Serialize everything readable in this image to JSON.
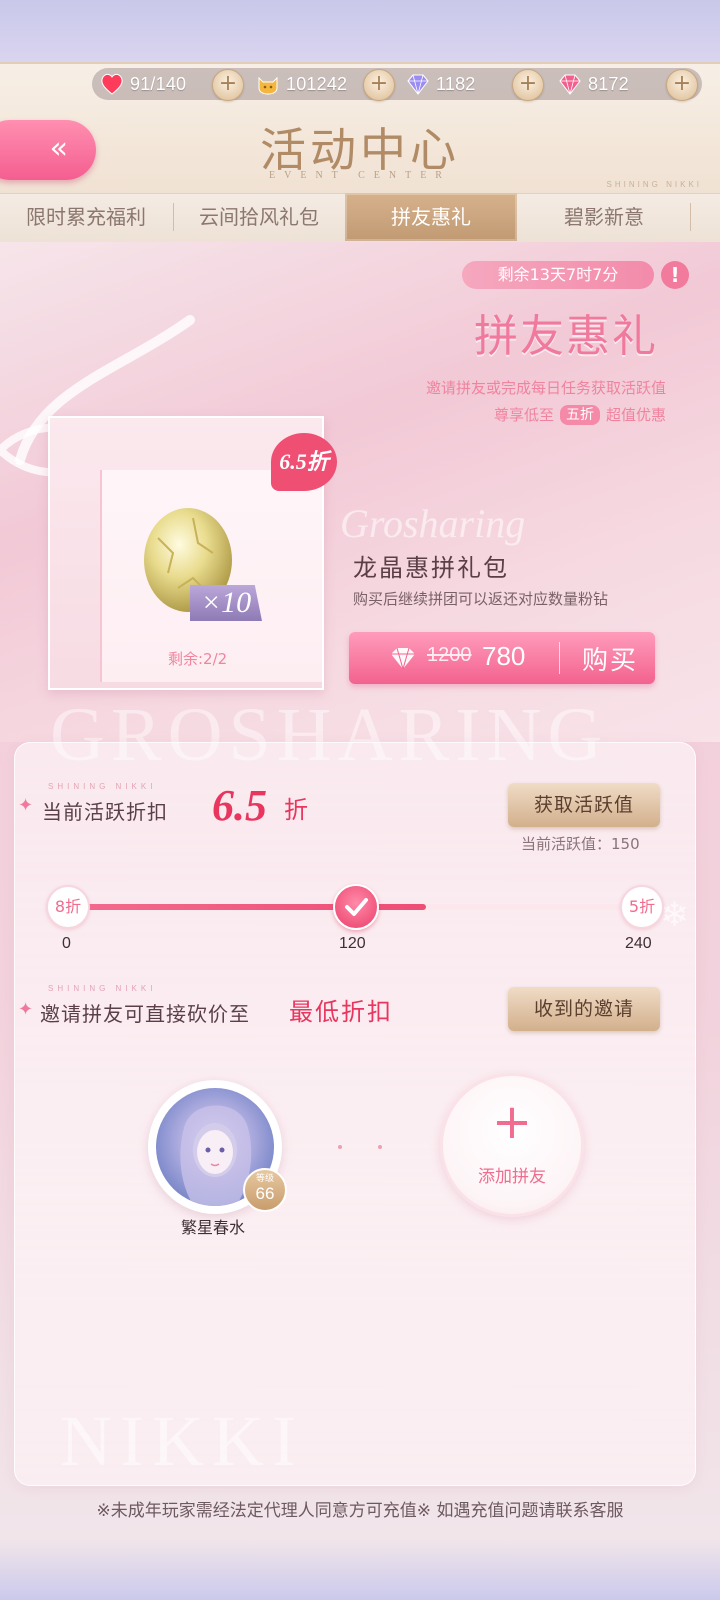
{
  "resources": {
    "stamina": "91/140",
    "gold": "101242",
    "diamond": "1182",
    "pink_diamond": "8172"
  },
  "header": {
    "title": "活动中心",
    "subtitle": "EVENT CENTER",
    "brand": "SHINING NIKKI",
    "back_icon": "double-chevron-left-icon"
  },
  "tabs": [
    {
      "label": "限时累充福利"
    },
    {
      "label": "云间拾风礼包"
    },
    {
      "label": "拼友惠礼",
      "active": true
    },
    {
      "label": "碧影新意"
    }
  ],
  "event": {
    "timer": "剩余13天7时7分",
    "info_icon": "!",
    "title": "拼友惠礼",
    "desc1": "邀请拼友或完成每日任务获取活跃值",
    "desc2_pre": "尊享低至",
    "desc2_pill": "五折",
    "desc2_post": "超值优惠",
    "watermark": "GROSHARING",
    "script_watermark": "Grosharing"
  },
  "pack": {
    "discount_badge": "6.5折",
    "count": "×10",
    "remaining": "剩余:2/2",
    "name": "龙晶惠拼礼包",
    "desc": "购买后继续拼团可以返还对应数量粉钻",
    "old_price": "1200",
    "new_price": "780",
    "buy_label": "购买"
  },
  "activity": {
    "brand": "SHINING NIKKI",
    "label": "当前活跃折扣",
    "discount_value": "6.5",
    "discount_unit": "折",
    "get_button": "获取活跃值",
    "current_value_text": "当前活跃值：150",
    "progress": {
      "min": 0,
      "max": 240,
      "current": 150,
      "start_node": "8折",
      "end_node": "5折",
      "ticks": [
        "0",
        "120",
        "240"
      ]
    }
  },
  "invite": {
    "brand": "SHINING NIKKI",
    "label": "邀请拼友可直接砍价至",
    "highlight": "最低折扣",
    "received_button": "收到的邀请",
    "friend": {
      "name": "繁星春水",
      "level_label": "等级",
      "level": "66"
    },
    "add_friend_label": "添加拼友"
  },
  "bottom_watermark": "NIKKI",
  "footer": "※未成年玩家需经法定代理人同意方可充值※ 如遇充值问题请联系客服",
  "colors": {
    "accent_pink": "#f06d8f",
    "discount_red": "#e8365f",
    "gold": "#c19a73"
  }
}
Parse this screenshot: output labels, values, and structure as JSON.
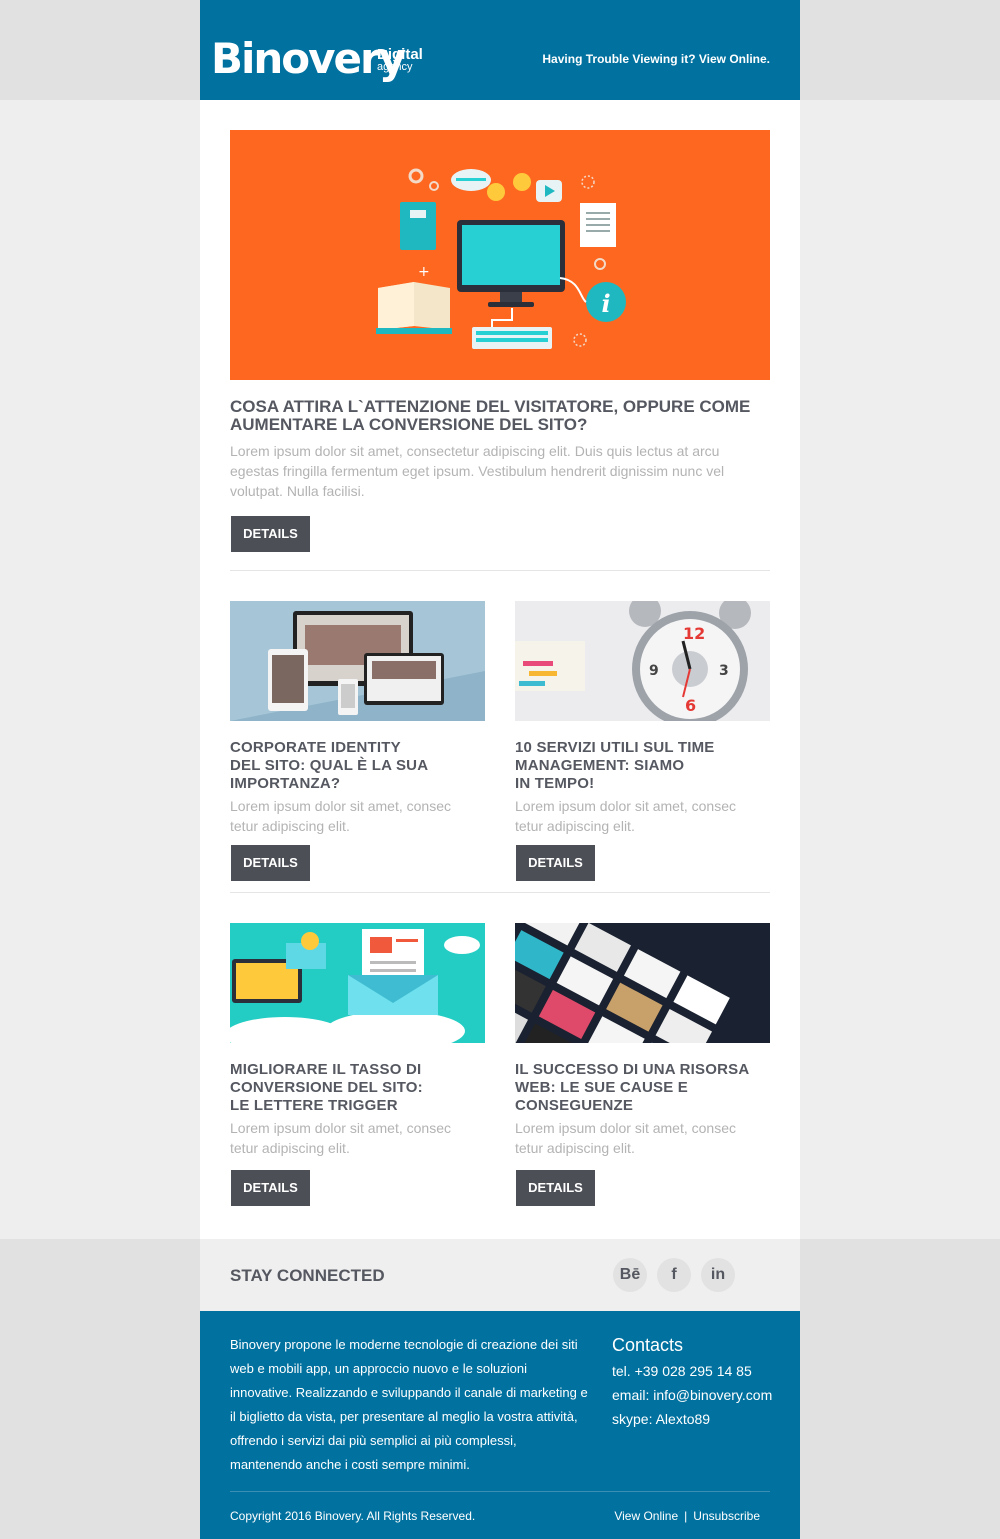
{
  "header": {
    "logo_main": "Binovery",
    "logo_sub1": "Digital",
    "logo_sub2": "agency",
    "view_online": "Having Trouble Viewing it? View Online."
  },
  "colors": {
    "brand_blue": "#01719f",
    "hero_orange": "#fe671f",
    "button_dark": "#4d4f57",
    "heading_gray": "#555860",
    "text_gray": "#b3b3b3"
  },
  "hero": {
    "title": "COSA ATTIRA L`ATTENZIONE DEL VISITATORE, OPPURE COME AUMENTARE LA CONVERSIONE DEL SITO?",
    "text": "Lorem ipsum dolor sit amet, consectetur adipiscing elit. Duis quis lectus at arcu egestas fringilla fermentum eget ipsum. Vestibulum hendrerit dignissim nunc vel volutpat. Nulla facilisi.",
    "button": "DETAILS"
  },
  "cards": [
    {
      "title": "CORPORATE IDENTITY\nDEL SITO: QUAL È LA SUA\nIMPORTANZA?",
      "text": "Lorem ipsum dolor sit amet, consec\ntetur adipiscing elit.",
      "button": "DETAILS"
    },
    {
      "title": "10 SERVIZI UTILI SUL TIME\nMANAGEMENT: SIAMO\nIN TEMPO!",
      "text": "Lorem ipsum dolor sit amet, consec\ntetur adipiscing elit.",
      "button": "DETAILS"
    },
    {
      "title": "MIGLIORARE IL TASSO DI\nCONVERSIONE DEL SITO:\nLE LETTERE TRIGGER",
      "text": "Lorem ipsum dolor sit amet, consec\ntetur adipiscing elit.",
      "button": "DETAILS"
    },
    {
      "title": "IL SUCCESSO DI UNA RISORSA\nWEB: LE SUE CAUSE E\nCONSEGUENZE",
      "text": "Lorem ipsum dolor sit amet, consec\ntetur adipiscing elit.",
      "button": "DETAILS"
    }
  ],
  "social": {
    "title": "STAY CONNECTED",
    "icons": [
      {
        "name": "behance-icon",
        "glyph": "Bē"
      },
      {
        "name": "facebook-icon",
        "glyph": "f"
      },
      {
        "name": "linkedin-icon",
        "glyph": "in"
      }
    ]
  },
  "footer": {
    "about": "Binovery propone le moderne tecnologie di creazione dei siti web e mobili app, un approccio nuovo e le soluzioni innovative. Realizzando e sviluppando il canale di marketing e il biglietto da vista, per presentare al meglio la vostra attività, offrendo i servizi dai più semplici ai più complessi, mantenendo anche i costi sempre minimi.",
    "contacts_title": "Contacts",
    "phone": "tel. +39 028 295 14 85",
    "email": "email: info@binovery.com",
    "skype": "skype: Alexto89",
    "copyright": "Copyright 2016 Binovery. All Rights Reserved.",
    "view_online": "View Online",
    "separator": "|",
    "unsubscribe": "Unsubscribe"
  }
}
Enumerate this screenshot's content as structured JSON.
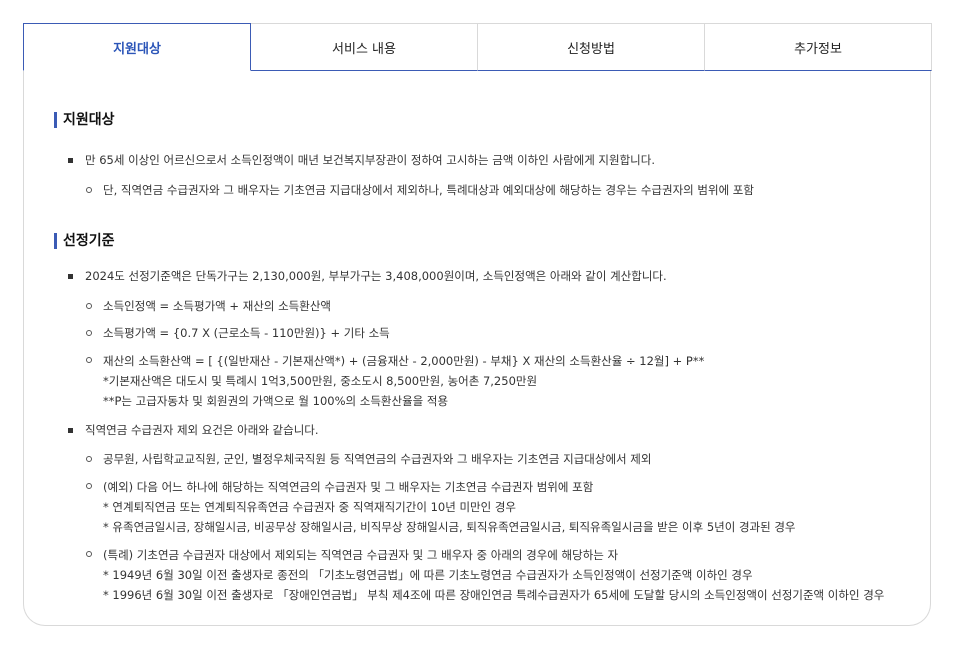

● **Your instructions**: Read through the entries and copy each line in which "footer" appears.

● **Task response**:
  "footer": "※未成年玩家需经法定代理人同意方可充值※ 如遇充值问题请联系客服",
  "footer": {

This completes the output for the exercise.